*** Record extracts ***

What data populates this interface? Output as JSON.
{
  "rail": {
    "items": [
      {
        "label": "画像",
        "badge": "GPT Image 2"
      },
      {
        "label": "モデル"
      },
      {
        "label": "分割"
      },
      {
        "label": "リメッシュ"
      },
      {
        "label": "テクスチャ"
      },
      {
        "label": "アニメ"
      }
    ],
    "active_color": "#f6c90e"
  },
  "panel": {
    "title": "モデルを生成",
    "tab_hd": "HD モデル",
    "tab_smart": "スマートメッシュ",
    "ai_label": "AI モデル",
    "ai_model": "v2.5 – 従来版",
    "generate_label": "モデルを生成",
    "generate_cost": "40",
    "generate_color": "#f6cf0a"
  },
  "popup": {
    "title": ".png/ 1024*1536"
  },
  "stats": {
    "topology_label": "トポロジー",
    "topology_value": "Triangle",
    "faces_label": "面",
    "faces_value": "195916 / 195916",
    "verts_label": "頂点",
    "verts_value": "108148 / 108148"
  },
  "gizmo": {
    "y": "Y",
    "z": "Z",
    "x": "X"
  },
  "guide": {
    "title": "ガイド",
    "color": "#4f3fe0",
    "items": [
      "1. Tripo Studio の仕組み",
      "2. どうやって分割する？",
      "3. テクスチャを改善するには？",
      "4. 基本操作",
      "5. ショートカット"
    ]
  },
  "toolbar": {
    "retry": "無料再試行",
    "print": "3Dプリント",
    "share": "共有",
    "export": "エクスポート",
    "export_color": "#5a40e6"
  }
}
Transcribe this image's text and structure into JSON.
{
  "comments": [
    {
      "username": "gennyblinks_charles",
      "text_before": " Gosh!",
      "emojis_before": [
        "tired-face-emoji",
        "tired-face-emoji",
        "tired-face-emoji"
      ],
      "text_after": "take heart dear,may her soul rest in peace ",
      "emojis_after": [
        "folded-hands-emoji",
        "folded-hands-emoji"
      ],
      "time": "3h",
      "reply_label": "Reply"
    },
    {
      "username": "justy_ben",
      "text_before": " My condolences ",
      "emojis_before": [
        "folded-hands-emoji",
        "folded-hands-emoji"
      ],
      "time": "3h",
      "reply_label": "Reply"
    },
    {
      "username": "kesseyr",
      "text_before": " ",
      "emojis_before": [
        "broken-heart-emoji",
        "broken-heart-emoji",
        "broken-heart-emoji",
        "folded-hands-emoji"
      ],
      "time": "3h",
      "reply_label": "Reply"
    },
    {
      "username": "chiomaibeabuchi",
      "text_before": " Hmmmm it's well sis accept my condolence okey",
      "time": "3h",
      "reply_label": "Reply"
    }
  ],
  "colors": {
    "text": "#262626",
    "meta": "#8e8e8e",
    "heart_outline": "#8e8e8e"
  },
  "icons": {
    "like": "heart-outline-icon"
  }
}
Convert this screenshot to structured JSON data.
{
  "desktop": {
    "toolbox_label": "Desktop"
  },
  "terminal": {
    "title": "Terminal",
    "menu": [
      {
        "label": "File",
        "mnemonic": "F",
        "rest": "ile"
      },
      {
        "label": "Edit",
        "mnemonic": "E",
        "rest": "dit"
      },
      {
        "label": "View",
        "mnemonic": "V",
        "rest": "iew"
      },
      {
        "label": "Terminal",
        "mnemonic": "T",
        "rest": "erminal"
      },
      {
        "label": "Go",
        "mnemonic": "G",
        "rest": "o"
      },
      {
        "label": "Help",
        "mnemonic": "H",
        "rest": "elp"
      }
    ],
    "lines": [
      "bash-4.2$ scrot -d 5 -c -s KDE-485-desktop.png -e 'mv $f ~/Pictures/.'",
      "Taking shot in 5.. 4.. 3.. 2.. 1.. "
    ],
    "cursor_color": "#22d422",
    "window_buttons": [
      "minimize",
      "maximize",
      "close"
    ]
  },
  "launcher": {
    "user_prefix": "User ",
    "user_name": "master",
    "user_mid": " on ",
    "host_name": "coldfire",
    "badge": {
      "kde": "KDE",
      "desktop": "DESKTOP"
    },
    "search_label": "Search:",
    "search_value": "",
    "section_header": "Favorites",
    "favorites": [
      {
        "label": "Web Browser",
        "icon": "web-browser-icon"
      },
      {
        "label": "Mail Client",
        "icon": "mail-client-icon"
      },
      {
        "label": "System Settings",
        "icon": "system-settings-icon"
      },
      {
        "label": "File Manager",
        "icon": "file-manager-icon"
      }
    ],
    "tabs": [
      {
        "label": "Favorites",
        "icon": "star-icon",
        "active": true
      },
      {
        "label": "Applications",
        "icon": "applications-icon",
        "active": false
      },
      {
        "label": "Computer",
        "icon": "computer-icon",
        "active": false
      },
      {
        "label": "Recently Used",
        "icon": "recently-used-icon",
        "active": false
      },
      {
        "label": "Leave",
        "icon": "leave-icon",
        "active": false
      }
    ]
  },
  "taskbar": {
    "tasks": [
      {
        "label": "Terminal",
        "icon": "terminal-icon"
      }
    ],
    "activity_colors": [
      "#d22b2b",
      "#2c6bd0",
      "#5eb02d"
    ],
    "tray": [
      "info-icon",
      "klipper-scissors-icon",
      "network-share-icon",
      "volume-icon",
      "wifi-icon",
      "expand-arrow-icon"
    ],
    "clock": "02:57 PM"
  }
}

***

What the task requires –
Looking at the material above, count the lines containing the string "data" and reply with the count alone.

Answer to this task –
2